- **What you need to do**:
Write out the listing lines from the line containing "Localize each UI" up to and including the line containing "arrow +300V output bbox=[1272, 67, 1286, 80]", reproducing each one verbatim.

- **Exercise input**:
-----
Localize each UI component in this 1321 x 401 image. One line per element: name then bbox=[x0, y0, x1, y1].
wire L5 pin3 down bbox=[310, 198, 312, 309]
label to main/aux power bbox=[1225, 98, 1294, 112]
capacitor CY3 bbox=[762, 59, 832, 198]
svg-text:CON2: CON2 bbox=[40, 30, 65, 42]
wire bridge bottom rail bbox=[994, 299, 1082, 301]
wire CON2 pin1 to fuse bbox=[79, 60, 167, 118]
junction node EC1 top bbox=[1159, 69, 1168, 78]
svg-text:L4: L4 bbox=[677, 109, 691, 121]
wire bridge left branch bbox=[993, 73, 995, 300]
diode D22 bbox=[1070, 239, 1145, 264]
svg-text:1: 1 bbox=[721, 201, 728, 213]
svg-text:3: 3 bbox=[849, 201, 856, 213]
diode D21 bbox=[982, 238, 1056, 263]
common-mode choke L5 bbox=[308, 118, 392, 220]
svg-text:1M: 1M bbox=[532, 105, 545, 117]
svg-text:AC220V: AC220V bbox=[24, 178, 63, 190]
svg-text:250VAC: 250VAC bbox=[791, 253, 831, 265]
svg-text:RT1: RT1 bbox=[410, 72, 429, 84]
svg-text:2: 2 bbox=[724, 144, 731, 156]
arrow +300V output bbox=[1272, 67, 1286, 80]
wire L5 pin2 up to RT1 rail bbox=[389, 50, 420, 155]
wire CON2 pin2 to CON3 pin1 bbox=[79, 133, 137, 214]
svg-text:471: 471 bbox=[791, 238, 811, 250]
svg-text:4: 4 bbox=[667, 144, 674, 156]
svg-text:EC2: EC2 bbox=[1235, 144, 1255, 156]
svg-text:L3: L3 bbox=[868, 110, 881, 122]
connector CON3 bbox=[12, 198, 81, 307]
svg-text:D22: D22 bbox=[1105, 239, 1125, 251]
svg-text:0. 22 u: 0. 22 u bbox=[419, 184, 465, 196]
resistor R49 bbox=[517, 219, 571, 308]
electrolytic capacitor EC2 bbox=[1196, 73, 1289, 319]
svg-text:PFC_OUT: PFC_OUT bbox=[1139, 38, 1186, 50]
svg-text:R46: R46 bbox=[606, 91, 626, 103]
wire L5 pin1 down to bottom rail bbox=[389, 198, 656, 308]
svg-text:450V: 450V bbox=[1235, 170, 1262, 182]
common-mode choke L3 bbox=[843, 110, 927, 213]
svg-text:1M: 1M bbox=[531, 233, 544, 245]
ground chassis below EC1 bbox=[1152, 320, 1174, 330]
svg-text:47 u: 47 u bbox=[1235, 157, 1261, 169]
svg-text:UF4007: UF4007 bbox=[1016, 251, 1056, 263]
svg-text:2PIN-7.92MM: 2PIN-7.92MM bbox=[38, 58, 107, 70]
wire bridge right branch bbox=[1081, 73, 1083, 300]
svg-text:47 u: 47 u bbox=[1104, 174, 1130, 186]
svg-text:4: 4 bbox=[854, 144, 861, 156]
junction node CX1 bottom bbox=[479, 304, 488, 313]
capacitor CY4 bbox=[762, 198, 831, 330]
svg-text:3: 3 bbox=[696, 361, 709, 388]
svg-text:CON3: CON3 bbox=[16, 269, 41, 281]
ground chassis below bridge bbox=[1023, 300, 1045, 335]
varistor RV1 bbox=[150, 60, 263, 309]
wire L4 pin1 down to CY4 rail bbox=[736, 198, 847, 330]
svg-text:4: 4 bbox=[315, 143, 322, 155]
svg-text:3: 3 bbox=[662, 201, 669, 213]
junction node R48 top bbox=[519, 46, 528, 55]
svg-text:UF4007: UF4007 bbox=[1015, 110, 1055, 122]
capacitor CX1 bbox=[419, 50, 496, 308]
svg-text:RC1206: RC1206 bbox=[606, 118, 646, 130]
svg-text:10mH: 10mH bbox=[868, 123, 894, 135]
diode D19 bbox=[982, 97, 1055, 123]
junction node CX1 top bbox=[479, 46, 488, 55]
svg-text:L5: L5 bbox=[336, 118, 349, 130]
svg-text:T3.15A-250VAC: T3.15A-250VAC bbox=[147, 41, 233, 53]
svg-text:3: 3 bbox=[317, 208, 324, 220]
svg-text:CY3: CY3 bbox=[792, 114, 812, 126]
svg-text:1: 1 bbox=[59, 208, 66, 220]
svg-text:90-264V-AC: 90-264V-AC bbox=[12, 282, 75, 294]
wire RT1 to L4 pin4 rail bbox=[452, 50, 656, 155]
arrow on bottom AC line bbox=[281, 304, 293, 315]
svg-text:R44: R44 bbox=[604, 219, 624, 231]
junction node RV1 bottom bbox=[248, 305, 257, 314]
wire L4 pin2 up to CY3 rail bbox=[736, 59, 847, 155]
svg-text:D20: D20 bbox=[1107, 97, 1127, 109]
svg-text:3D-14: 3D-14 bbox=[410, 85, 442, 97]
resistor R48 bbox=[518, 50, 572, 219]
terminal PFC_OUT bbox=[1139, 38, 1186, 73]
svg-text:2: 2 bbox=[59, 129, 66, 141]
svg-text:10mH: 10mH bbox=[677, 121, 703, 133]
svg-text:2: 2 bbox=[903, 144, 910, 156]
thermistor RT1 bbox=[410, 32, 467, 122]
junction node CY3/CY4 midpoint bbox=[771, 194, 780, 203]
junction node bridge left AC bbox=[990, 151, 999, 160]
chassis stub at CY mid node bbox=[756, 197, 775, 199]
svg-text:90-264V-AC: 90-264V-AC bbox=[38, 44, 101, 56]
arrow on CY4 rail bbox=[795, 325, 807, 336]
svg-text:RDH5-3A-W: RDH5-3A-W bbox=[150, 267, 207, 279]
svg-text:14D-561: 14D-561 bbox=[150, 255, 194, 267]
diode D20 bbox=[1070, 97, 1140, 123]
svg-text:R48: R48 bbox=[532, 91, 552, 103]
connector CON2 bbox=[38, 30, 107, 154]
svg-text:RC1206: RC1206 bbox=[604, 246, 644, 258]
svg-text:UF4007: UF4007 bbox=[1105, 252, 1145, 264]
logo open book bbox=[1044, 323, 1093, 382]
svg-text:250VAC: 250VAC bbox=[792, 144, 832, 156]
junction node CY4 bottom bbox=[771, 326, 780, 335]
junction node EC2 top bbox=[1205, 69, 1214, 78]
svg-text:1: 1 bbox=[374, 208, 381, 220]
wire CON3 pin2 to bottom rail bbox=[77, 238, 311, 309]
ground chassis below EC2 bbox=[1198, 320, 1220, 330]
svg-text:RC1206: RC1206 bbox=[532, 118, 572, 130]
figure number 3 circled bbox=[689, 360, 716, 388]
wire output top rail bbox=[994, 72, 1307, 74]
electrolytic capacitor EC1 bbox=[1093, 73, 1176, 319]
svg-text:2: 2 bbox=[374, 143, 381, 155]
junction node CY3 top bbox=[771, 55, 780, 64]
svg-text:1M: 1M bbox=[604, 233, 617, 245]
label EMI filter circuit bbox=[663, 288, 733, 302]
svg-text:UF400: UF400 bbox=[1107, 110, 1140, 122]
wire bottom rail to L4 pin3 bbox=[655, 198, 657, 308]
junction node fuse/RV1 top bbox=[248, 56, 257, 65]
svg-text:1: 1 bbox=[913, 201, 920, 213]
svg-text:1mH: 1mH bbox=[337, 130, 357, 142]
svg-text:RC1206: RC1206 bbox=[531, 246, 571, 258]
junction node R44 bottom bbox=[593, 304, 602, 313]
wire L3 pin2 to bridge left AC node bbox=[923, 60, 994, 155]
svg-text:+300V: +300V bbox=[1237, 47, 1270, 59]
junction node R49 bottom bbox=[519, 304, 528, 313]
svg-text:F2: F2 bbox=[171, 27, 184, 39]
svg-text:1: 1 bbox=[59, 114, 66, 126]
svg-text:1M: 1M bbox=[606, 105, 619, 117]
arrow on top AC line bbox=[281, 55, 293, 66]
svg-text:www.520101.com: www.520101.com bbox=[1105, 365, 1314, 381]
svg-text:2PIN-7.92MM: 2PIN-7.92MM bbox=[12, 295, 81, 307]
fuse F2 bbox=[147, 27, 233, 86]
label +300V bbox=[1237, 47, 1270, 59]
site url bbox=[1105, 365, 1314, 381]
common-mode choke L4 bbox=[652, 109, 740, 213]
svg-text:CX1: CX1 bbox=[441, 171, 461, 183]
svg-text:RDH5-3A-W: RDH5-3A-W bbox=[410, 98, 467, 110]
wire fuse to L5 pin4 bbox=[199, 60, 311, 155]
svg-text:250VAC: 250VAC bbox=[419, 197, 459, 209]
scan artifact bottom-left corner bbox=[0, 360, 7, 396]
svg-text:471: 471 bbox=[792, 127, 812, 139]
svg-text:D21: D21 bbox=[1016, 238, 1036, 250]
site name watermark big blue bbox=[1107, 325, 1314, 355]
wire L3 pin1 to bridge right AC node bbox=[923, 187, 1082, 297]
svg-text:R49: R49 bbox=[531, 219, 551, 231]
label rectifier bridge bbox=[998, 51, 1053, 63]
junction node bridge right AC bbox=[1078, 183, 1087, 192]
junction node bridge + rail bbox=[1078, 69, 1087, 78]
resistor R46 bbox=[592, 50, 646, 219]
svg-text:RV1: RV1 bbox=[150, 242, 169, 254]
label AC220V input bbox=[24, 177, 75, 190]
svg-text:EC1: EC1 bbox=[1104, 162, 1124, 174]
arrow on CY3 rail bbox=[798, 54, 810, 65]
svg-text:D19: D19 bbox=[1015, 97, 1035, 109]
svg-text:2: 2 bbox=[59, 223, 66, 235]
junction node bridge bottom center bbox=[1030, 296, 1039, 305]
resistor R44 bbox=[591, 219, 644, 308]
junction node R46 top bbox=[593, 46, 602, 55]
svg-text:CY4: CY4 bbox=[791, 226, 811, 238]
-----
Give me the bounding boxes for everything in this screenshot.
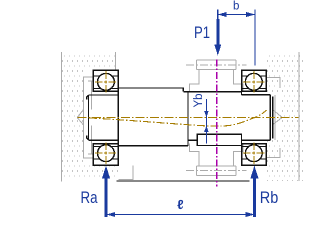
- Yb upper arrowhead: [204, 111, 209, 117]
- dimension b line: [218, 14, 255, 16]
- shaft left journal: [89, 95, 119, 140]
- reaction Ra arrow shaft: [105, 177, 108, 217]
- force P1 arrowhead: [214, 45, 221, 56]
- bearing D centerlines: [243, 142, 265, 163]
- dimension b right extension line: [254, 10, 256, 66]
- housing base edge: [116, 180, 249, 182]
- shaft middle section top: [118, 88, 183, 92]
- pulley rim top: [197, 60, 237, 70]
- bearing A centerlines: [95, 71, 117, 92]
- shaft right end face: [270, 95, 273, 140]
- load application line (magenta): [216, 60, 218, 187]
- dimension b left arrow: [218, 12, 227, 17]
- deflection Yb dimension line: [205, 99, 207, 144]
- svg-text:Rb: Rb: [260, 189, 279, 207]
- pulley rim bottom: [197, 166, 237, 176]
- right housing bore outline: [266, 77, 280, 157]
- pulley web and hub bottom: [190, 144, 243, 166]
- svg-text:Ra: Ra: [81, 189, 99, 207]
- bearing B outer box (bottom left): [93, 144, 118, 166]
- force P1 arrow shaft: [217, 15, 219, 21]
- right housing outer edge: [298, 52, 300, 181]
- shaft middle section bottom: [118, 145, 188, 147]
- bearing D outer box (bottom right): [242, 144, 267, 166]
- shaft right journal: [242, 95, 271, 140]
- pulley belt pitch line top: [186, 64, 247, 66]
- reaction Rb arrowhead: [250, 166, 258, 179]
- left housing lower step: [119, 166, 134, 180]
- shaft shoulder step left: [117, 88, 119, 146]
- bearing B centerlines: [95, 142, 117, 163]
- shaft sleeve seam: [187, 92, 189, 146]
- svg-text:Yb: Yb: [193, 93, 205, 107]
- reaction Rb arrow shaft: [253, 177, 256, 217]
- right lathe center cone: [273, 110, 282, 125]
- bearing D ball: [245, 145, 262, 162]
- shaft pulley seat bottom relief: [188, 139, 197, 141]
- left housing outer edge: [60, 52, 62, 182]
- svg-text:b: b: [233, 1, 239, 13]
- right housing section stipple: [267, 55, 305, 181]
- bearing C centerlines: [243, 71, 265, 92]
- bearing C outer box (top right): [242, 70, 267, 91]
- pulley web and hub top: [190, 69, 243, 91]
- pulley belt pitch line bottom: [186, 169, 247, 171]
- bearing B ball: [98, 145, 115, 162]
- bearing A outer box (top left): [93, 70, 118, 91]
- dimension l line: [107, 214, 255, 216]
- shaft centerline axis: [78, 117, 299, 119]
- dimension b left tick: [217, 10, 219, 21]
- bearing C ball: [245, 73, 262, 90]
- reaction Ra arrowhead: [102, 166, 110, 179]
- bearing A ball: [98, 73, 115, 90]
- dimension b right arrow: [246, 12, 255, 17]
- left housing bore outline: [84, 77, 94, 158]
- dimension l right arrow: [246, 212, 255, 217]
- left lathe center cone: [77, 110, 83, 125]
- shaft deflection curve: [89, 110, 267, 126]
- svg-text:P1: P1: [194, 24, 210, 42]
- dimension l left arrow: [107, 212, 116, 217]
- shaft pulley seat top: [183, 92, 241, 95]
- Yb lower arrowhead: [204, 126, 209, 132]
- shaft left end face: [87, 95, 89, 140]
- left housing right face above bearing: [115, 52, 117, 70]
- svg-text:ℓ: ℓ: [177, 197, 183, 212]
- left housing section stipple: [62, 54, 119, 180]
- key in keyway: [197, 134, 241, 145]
-----
- **Solution for this exercise**:
Localize each UI component in this 1321 x 401 image. One line per element: name then bbox=[x0, y0, x1, y1].
wire L5 pin3 down bbox=[310, 198, 312, 309]
label to main/aux power bbox=[1225, 98, 1294, 112]
capacitor CY3 bbox=[762, 59, 832, 198]
svg-text:CON2: CON2 bbox=[40, 30, 65, 42]
wire bridge bottom rail bbox=[994, 299, 1082, 301]
wire CON2 pin1 to fuse bbox=[79, 60, 167, 118]
junction node EC1 top bbox=[1159, 69, 1168, 78]
svg-text:L4: L4 bbox=[677, 109, 691, 121]
wire bridge left branch bbox=[993, 73, 995, 300]
diode D22 bbox=[1070, 239, 1145, 264]
svg-text:1: 1 bbox=[721, 201, 728, 213]
svg-text:3: 3 bbox=[849, 201, 856, 213]
diode D21 bbox=[982, 238, 1056, 263]
common-mode choke L5 bbox=[308, 118, 392, 220]
svg-text:1M: 1M bbox=[532, 105, 545, 117]
svg-text:AC220V: AC220V bbox=[24, 178, 63, 190]
svg-text:250VAC: 250VAC bbox=[791, 253, 831, 265]
svg-text:RT1: RT1 bbox=[410, 72, 429, 84]
svg-text:2: 2 bbox=[724, 144, 731, 156]
arrow +300V output bbox=[1272, 67, 1286, 80]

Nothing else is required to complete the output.